══ Provided records ══
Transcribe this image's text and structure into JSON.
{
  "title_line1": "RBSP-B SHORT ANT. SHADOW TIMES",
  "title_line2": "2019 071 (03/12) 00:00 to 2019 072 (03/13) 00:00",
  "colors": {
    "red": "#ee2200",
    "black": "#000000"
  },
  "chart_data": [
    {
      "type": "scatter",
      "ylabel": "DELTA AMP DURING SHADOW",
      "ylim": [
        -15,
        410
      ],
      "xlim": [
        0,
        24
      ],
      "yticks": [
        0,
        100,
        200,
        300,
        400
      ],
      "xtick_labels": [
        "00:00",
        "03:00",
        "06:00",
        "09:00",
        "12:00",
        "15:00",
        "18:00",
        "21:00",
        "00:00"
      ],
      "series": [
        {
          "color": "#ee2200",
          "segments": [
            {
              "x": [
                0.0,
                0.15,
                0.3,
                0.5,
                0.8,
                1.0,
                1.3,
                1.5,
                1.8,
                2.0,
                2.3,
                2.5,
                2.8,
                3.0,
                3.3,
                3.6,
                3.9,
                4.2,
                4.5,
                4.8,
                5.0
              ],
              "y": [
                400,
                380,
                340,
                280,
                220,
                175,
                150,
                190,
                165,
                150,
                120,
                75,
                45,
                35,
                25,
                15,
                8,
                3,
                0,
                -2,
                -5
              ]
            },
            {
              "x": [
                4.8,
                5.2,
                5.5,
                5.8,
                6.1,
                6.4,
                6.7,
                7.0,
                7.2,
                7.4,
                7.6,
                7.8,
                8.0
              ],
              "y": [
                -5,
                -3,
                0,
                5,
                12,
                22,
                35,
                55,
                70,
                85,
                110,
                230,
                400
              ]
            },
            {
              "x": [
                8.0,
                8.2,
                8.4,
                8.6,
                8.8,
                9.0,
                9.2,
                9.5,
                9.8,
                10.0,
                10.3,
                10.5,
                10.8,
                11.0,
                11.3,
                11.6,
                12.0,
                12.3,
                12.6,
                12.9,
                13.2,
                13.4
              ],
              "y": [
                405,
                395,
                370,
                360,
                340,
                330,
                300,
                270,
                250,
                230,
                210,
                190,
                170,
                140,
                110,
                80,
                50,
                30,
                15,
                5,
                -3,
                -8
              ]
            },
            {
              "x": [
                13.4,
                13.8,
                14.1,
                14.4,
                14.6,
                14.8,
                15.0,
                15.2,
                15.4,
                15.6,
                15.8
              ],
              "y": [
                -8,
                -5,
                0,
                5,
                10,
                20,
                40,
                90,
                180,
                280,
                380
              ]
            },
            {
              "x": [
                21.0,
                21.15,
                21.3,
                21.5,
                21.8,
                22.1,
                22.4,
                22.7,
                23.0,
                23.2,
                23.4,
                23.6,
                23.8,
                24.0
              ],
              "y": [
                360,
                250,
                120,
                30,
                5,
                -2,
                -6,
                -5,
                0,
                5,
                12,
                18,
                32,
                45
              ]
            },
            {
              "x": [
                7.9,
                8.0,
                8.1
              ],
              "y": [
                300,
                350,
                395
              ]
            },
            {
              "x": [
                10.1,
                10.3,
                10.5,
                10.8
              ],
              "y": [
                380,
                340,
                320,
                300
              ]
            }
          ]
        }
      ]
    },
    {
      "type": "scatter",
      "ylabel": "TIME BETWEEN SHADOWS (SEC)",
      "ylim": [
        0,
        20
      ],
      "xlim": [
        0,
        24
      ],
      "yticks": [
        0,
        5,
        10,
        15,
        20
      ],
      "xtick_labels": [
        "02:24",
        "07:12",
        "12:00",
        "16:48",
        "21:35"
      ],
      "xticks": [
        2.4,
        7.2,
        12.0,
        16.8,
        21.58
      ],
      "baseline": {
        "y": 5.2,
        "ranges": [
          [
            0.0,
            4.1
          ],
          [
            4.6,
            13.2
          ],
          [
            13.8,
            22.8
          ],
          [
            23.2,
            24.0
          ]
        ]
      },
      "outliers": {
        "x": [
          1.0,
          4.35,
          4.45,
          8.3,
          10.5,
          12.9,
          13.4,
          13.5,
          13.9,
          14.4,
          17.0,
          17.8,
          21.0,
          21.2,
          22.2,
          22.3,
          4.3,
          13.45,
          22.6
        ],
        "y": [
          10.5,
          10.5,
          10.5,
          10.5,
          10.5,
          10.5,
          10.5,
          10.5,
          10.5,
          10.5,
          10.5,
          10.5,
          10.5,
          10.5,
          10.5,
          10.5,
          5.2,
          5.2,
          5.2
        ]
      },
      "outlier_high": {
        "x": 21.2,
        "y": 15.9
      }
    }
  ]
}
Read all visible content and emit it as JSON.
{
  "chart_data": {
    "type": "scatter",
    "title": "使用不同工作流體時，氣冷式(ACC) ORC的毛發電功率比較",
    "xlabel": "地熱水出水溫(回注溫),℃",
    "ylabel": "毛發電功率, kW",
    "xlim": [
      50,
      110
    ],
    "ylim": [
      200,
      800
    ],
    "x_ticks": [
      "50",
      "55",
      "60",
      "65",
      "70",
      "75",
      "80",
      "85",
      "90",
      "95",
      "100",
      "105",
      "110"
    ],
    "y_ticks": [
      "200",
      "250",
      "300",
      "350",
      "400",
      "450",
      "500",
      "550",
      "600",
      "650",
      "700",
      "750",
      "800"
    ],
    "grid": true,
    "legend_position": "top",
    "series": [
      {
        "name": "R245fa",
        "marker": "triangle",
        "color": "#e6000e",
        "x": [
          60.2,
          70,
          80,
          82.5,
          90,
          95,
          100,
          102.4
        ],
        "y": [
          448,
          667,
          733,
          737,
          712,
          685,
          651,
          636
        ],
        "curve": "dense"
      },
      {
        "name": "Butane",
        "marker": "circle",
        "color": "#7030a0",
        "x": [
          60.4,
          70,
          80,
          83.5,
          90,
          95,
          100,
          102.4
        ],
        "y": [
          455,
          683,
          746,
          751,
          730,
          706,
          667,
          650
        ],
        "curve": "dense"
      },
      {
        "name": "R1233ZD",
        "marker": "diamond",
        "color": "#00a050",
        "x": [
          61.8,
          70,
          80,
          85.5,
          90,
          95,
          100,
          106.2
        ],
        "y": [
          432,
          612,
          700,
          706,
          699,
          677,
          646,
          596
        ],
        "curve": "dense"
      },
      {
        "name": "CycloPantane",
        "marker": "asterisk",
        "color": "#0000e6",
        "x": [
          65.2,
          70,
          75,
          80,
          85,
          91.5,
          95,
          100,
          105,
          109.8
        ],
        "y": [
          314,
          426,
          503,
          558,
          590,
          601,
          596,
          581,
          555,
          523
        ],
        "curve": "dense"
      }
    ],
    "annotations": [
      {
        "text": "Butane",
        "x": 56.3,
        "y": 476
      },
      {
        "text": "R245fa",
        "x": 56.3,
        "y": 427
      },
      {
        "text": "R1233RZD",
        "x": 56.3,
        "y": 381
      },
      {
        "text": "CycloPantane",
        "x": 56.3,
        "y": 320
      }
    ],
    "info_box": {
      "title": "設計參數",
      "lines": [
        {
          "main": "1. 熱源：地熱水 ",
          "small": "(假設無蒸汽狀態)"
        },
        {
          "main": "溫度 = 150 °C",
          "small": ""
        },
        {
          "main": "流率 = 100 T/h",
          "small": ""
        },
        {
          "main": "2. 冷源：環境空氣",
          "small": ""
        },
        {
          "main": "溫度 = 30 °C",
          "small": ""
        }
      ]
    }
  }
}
═══
Instructions to follow:
All of the entries must be quoted exactly; please include each one.

The completed task:
Transcribe this image's text and structure into JSON.
{
  "title_line1": "RBSP-B SHORT ANT. SHADOW TIMES",
  "title_line2": "2019 071 (03/12) 00:00 to 2019 072 (03/13) 00:00",
  "colors": {
    "red": "#ee2200",
    "black": "#000000"
  },
  "chart_data": [
    {
      "type": "scatter",
      "ylabel": "DELTA AMP DURING SHADOW",
      "ylim": [
        -15,
        410
      ],
      "xlim": [
        0,
        24
      ],
      "yticks": [
        0,
        100,
        200,
        300,
        400
      ],
      "xtick_labels": [
        "00:00",
        "03:00",
        "06:00",
        "09:00",
        "12:00",
        "15:00",
        "18:00",
        "21:00",
        "00:00"
      ],
      "series": [
        {
          "color": "#ee2200",
          "segments": [
            {
              "x": [
                0.0,
                0.15,
                0.3,
                0.5,
                0.8,
                1.0,
                1.3,
                1.5,
                1.8,
                2.0,
                2.3,
                2.5,
                2.8,
                3.0,
                3.3,
                3.6,
                3.9,
                4.2,
                4.5,
                4.8,
                5.0
              ],
              "y": [
                400,
                380,
                340,
                280,
                220,
                175,
                150,
                190,
                165,
                150,
                120,
                75,
                45,
                35,
                25,
                15,
                8,
                3,
                0,
                -2,
                -5
              ]
            },
            {
              "x": [
                4.8,
                5.2,
                5.5,
                5.8,
                6.1,
                6.4,
                6.7,
                7.0,
                7.2,
                7.4,
                7.6,
                7.8,
                8.0
              ],
              "y": [
                -5,
                -3,
                0,
                5,
                12,
                22,
                35,
                55,
                70,
                85,
                110,
                230,
                400
              ]
            },
            {
              "x": [
                8.0,
                8.2,
                8.4,
                8.6,
                8.8,
                9.0,
                9.2,
                9.5,
                9.8,
                10.0,
                10.3,
                10.5,
                10.8,
                11.0,
                11.3,
                11.6,
                12.0,
                12.3,
                12.6,
                12.9,
                13.2,
                13.4
              ],
              "y": [
                405,
                395,
                370,
                360,
                340,
                330,
                300,
                270,
                250,
                230,
                210,
                190,
                170,
                140,
                110,
                80,
                50,
                30,
                15,
                5,
                -3,
                -8
              ]
            },
            {
              "x": [
                13.4,
                13.8,
                14.1,
                14.4,
                14.6,
                14.8,
                15.0,
                15.2,
                15.4,
                15.6,
                15.8
              ],
              "y": [
                -8,
                -5,
                0,
                5,
                10,
                20,
                40,
                90,
                180,
                280,
                380
              ]
            },
            {
              "x": [
                21.0,
                21.15,
                21.3,
                21.5,
                21.8,
                22.1,
                22.4,
                22.7,
                23.0,
                23.2,
                23.4,
                23.6,
                23.8,
                24.0
              ],
              "y": [
                360,
                250,
                120,
                30,
                5,
                -2,
                -6,
                -5,
                0,
                5,
                12,
                18,
                32,
                45
              ]
            },
            {
              "x": [
                7.9,
                8.0,
                8.1
              ],
              "y": [
                300,
                350,
                395
              ]
            },
            {
              "x": [
                10.1,
                10.3,
                10.5,
                10.8
              ],
              "y": [
                380,
                340,
                320,
                300
              ]
            }
          ]
        }
      ]
    },
    {
      "type": "scatter",
      "ylabel": "TIME BETWEEN SHADOWS (SEC)",
      "ylim": [
        0,
        20
      ],
      "xlim": [
        0,
        24
      ],
      "yticks": [
        0,
        5,
        10,
        15,
        20
      ],
      "xtick_labels": [
        "02:24",
        "07:12",
        "12:00",
        "16:48",
        "21:35"
      ],
      "xticks": [
        2.4,
        7.2,
        12.0,
        16.8,
        21.58
      ],
      "baseline": {
        "y": 5.2,
        "ranges": [
          [
            0.0,
            4.1
          ],
          [
            4.6,
            13.2
          ],
          [
            13.8,
            22.8
          ],
          [
            23.2,
            24.0
          ]
        ]
      },
      "outliers": {
        "x": [
          1.0,
          4.35,
          4.45,
          8.3,
          10.5,
          12.9,
          13.4,
          13.5,
          13.9,
          14.4,
          17.0,
          17.8,
          21.0,
          21.2,
          22.2,
          22.3,
          4.3,
          13.45,
          22.6
        ],
        "y": [
          10.5,
          10.5,
          10.5,
          10.5,
          10.5,
          10.5,
          10.5,
          10.5,
          10.5,
          10.5,
          10.5,
          10.5,
          10.5,
          10.5,
          10.5,
          10.5,
          5.2,
          5.2,
          5.2
        ]
      },
      "outlier_high": {
        "x": 21.2,
        "y": 15.9
      }
    }
  ]
}
Read all visible content and emit it as JSON.
{
  "chart_data": {
    "type": "scatter",
    "title": "使用不同工作流體時，氣冷式(ACC) ORC的毛發電功率比較",
    "xlabel": "地熱水出水溫(回注溫),℃",
    "ylabel": "毛發電功率, kW",
    "xlim": [
      50,
      110
    ],
    "ylim": [
      200,
      800
    ],
    "x_ticks": [
      "50",
      "55",
      "60",
      "65",
      "70",
      "75",
      "80",
      "85",
      "90",
      "95",
      "100",
      "105",
      "110"
    ],
    "y_ticks": [
      "200",
      "250",
      "300",
      "350",
      "400",
      "450",
      "500",
      "550",
      "600",
      "650",
      "700",
      "750",
      "800"
    ],
    "grid": true,
    "legend_position": "top",
    "series": [
      {
        "name": "R245fa",
        "marker": "triangle",
        "color": "#e6000e",
        "x": [
          60.2,
          70,
          80,
          82.5,
          90,
          95,
          100,
          102.4
        ],
        "y": [
          448,
          667,
          733,
          737,
          712,
          685,
          651,
          636
        ],
        "curve": "dense"
      },
      {
        "name": "Butane",
        "marker": "circle",
        "color": "#7030a0",
        "x": [
          60.4,
          70,
          80,
          83.5,
          90,
          95,
          100,
          102.4
        ],
        "y": [
          455,
          683,
          746,
          751,
          730,
          706,
          667,
          650
        ],
        "curve": "dense"
      },
      {
        "name": "R1233ZD",
        "marker": "diamond",
        "color": "#00a050",
        "x": [
          61.8,
          70,
          80,
          85.5,
          90,
          95,
          100,
          106.2
        ],
        "y": [
          432,
          612,
          700,
          706,
          699,
          677,
          646,
          596
        ],
        "curve": "dense"
      },
      {
        "name": "CycloPantane",
        "marker": "asterisk",
        "color": "#0000e6",
        "x": [
          65.2,
          70,
          75,
          80,
          85,
          91.5,
          95,
          100,
          105,
          109.8
        ],
        "y": [
          314,
          426,
          503,
          558,
          590,
          601,
          596,
          581,
          555,
          523
        ],
        "curve": "dense"
      }
    ],
    "annotations": [
      {
        "text": "Butane",
        "x": 56.3,
        "y": 476
      },
      {
        "text": "R245fa",
        "x": 56.3,
        "y": 427
      },
      {
        "text": "R1233RZD",
        "x": 56.3,
        "y": 381
      },
      {
        "text": "CycloPantane",
        "x": 56.3,
        "y": 320
      }
    ],
    "info_box": {
      "title": "設計參數",
      "lines": [
        {
          "main": "1. 熱源：地熱水 ",
          "small": "(假設無蒸汽狀態)"
        },
        {
          "main": "溫度 = 150 °C",
          "small": ""
        },
        {
          "main": "流率 = 100 T/h",
          "small": ""
        },
        {
          "main": "2. 冷源：環境空氣",
          "small": ""
        },
        {
          "main": "溫度 = 30 °C",
          "small": ""
        }
      ]
    }
  }
}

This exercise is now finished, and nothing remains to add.